=== What is expected ===
Without the pictures, output the records below word for word.

[Dataset entries]
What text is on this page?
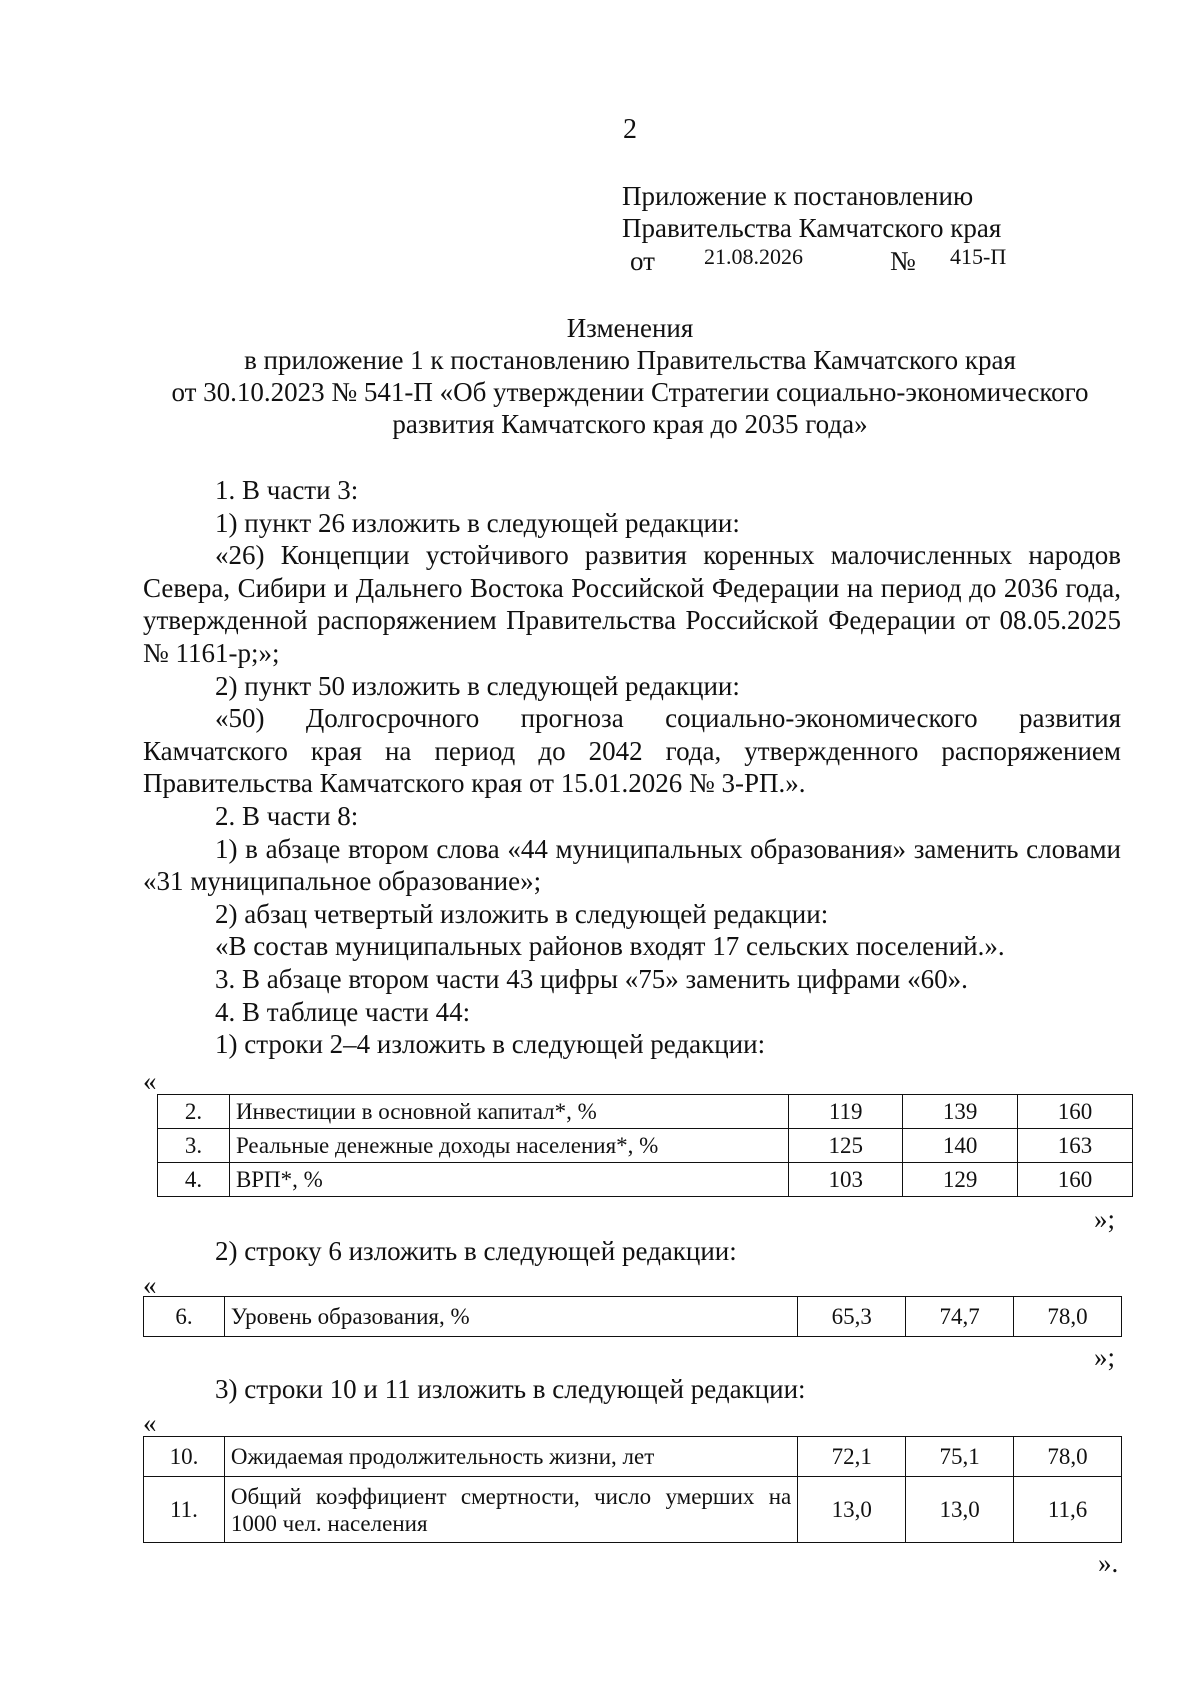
2
Приложение к постановлению
Правительства Камчатского края
от 21.08.2026	№ 415-П
Изменения
в приложение 1 к постановлению Правительства Камчатского края
от 30.10.2023 № 541-П «Об утверждении Стратегии социально-экономического
развития Камчатского края до 2035 года»

1. В части 3:

1) пункт 26 изложить в следующей редакции:

«26) Концепции устойчивого развития коренных малочисленных народов Севера, Сибири и Дальнего Востока Российской Федерации на период до 2036 года, утвержденной распоряжением Правительства Российской Федерации от 08.05.2025 № 1161-р;»;

2) пункт 50 изложить в следующей редакции:

«50) Долгосрочного прогноза социально-экономического развития Камчатского края на период до 2042 года, утвержденного распоряжением Правительства Камчатского края от 15.01.2026 № 3-РП.».

2. В части 8:

1) в абзаце втором слова «44 муниципальных образования» заменить словами «31 муниципальное образование»;

2) абзац четвертый изложить в следующей редакции:

«В состав муниципальных районов входят 17 сельских поселений.».

3. В абзаце втором части 43 цифры «75» заменить цифрами «60».

4. В таблице части 44:

1) строки 2–4 изложить в следующей редакции:

«
2.	Инвестиции в основной капитал*, %	119	139	160
3.	Реальные денежные доходы населения*, %	125	140	163
4.	ВРП*, %	103	129	160
»;
2) строку 6 изложить в следующей редакции:
«
6.	Уровень образования, %	65,3	74,7	78,0
»;
3) строки 10 и 11 изложить в следующей редакции:
«
10.	Ожидаемая продолжительность жизни, лет	72,1	75,1	78,0
11.	Общий коэффициент смертности, число умерших на 1000 чел. населения	13,0	13,0	11,6
».
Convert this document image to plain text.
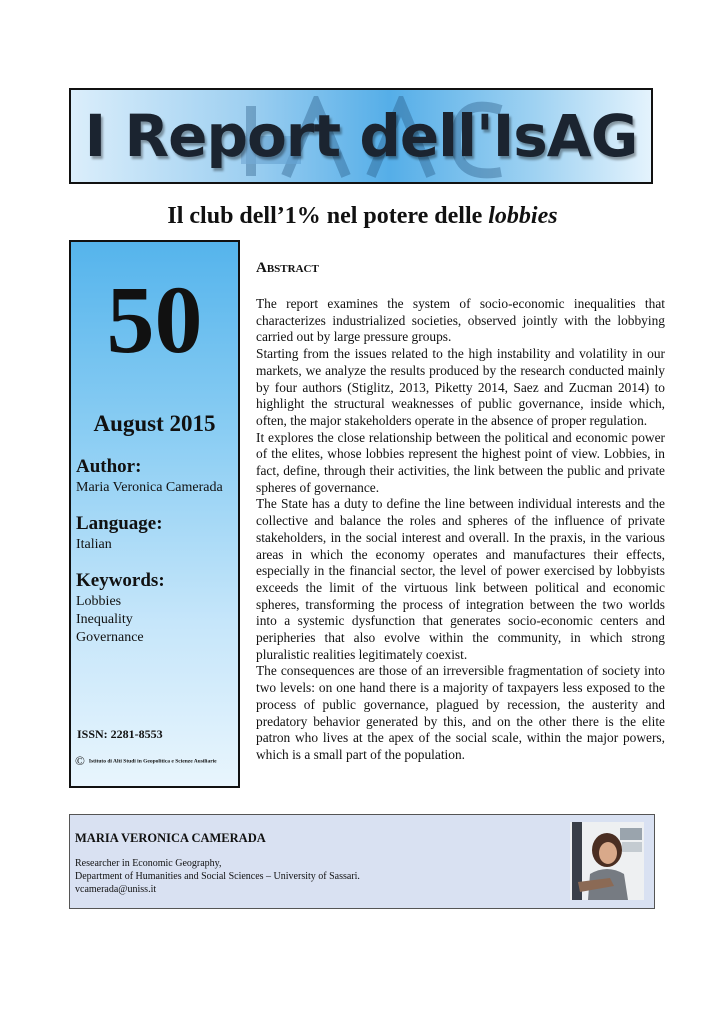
I Report dell'IsAG
Il club dell’1% nel potere delle lobbies
50
August 2015
Author:
Maria Veronica Camerada
Language:
Italian
Keywords:
Lobbies
Inequality
Governance
ISSN: 2281-8553
© Istituto di Alti Studi in Geopolitica e Scienze Ausiliarie
Abstract

The report examines the system of socio-economic inequalities that characterizes industrialized societies, observed jointly with the lobbying carried out by large pressure groups.

Starting from the issues related to the high instability and volatility in our markets, we analyze the results produced by the research conducted mainly by four authors (Stiglitz, 2013, Piketty 2014, Saez and Zucman 2014) to highlight the structural weaknesses of public governance, inside which, often, the major stakeholders operate in the absence of proper regulation.

It explores the close relationship between the political and economic power of the elites, whose lobbies represent the highest point of view. Lobbies, in fact, define, through their activities, the link between the public and private spheres of governance.

The State has a duty to define the line between individual interests and the collective and balance the roles and spheres of the influence of private stakeholders, in the social interest and overall. In the praxis, in the various areas in which the economy operates and manufactures their effects, especially in the financial sector, the level of power exercised by lobbyists exceeds the limit of the virtuous link between political and economic spheres, transforming the process of integration between the two worlds into a systemic dysfunction that generates socio-economic centers and peripheries that also evolve within the community, in which strong pluralistic realities legitimately coexist.

The consequences are those of an irreversible fragmentation of society into two levels: on one hand there is a majority of taxpayers less exposed to the process of public governance, plagued by recession, the austerity and predatory behavior generated by this, and on the other there is the elite patron who lives at the apex of the social scale, within the major powers, which is a small part of the population.

MARIA VERONICA CAMERADA
Researcher in Economic Geography,
Department of Humanities and Social Sciences – University of Sassari.
vcamerada@uniss.it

=== Written answer ===
What text is on this page?
2
Приложение к постановлению
Правительства Камчатского края
от 21.08.2026	№ 415-П
Изменения
в приложение 1 к постановлению Правительства Камчатского края
от 30.10.2023 № 541-П «Об утверждении Стратегии социально-экономического
развития Камчатского края до 2035 года»

1. В части 3:

1) пункт 26 изложить в следующей редакции:

«26) Концепции устойчивого развития коренных малочисленных народов Севера, Сибири и Дальнего Востока Российской Федерации на период до 2036 года, утвержденной распоряжением Правительства Российской Федерации от 08.05.2025 № 1161-р;»;

2) пункт 50 изложить в следующей редакции:

«50) Долгосрочного прогноза социально-экономического развития Камчатского края на период до 2042 года, утвержденного распоряжением Правительства Камчатского края от 15.01.2026 № 3-РП.».

2. В части 8:

1) в абзаце втором слова «44 муниципальных образования» заменить словами «31 муниципальное образование»;

2) абзац четвертый изложить в следующей редакции:

«В состав муниципальных районов входят 17 сельских поселений.».

3. В абзаце втором части 43 цифры «75» заменить цифрами «60».

4. В таблице части 44:

1) строки 2–4 изложить в следующей редакции:

«
2.	Инвестиции в основной капитал*, %	119	139	160
3.	Реальные денежные доходы населения*, %	125	140	163
4.	ВРП*, %	103	129	160
»;
2) строку 6 изложить в следующей редакции:
«
6.	Уровень образования, %	65,3	74,7	78,0
»;
3) строки 10 и 11 изложить в следующей редакции:
«
10.	Ожидаемая продолжительность жизни, лет	72,1	75,1	78,0
11.	Общий коэффициент смертности, число умерших на 1000 чел. населения	13,0	13,0	11,6
».
Convert this document image to plain text.
I Report dell'IsAG
Il club dell’1% nel potere delle lobbies
50
August 2015
Author:
Maria Veronica Camerada
Language:
Italian
Keywords:
Lobbies
Inequality
Governance
ISSN: 2281-8553
© Istituto di Alti Studi in Geopolitica e Scienze Ausiliarie
Abstract

The report examines the system of socio-economic inequalities that characterizes industrialized societies, observed jointly with the lobbying carried out by large pressure groups.

Starting from the issues related to the high instability and volatility in our markets, we analyze the results produced by the research conducted mainly by four authors (Stiglitz, 2013, Piketty 2014, Saez and Zucman 2014) to highlight the structural weaknesses of public governance, inside which, often, the major stakeholders operate in the absence of proper regulation.

It explores the close relationship between the political and economic power of the elites, whose lobbies represent the highest point of view. Lobbies, in fact, define, through their activities, the link between the public and private spheres of governance.

The State has a duty to define the line between individual interests and the collective and balance the roles and spheres of the influence of private stakeholders, in the social interest and overall. In the praxis, in the various areas in which the economy operates and manufactures their effects, especially in the financial sector, the level of power exercised by lobbyists exceeds the limit of the virtuous link between political and economic spheres, transforming the process of integration between the two worlds into a systemic dysfunction that generates socio-economic centers and peripheries that also evolve within the community, in which strong pluralistic realities legitimately coexist.

The consequences are those of an irreversible fragmentation of society into two levels: on one hand there is a majority of taxpayers less exposed to the process of public governance, plagued by recession, the austerity and predatory behavior generated by this, and on the other there is the elite patron who lives at the apex of the social scale, within the major powers, which is a small part of the population.

MARIA VERONICA CAMERADA
Researcher in Economic Geography,
Department of Humanities and Social Sciences – University of Sassari.
vcamerada@uniss.it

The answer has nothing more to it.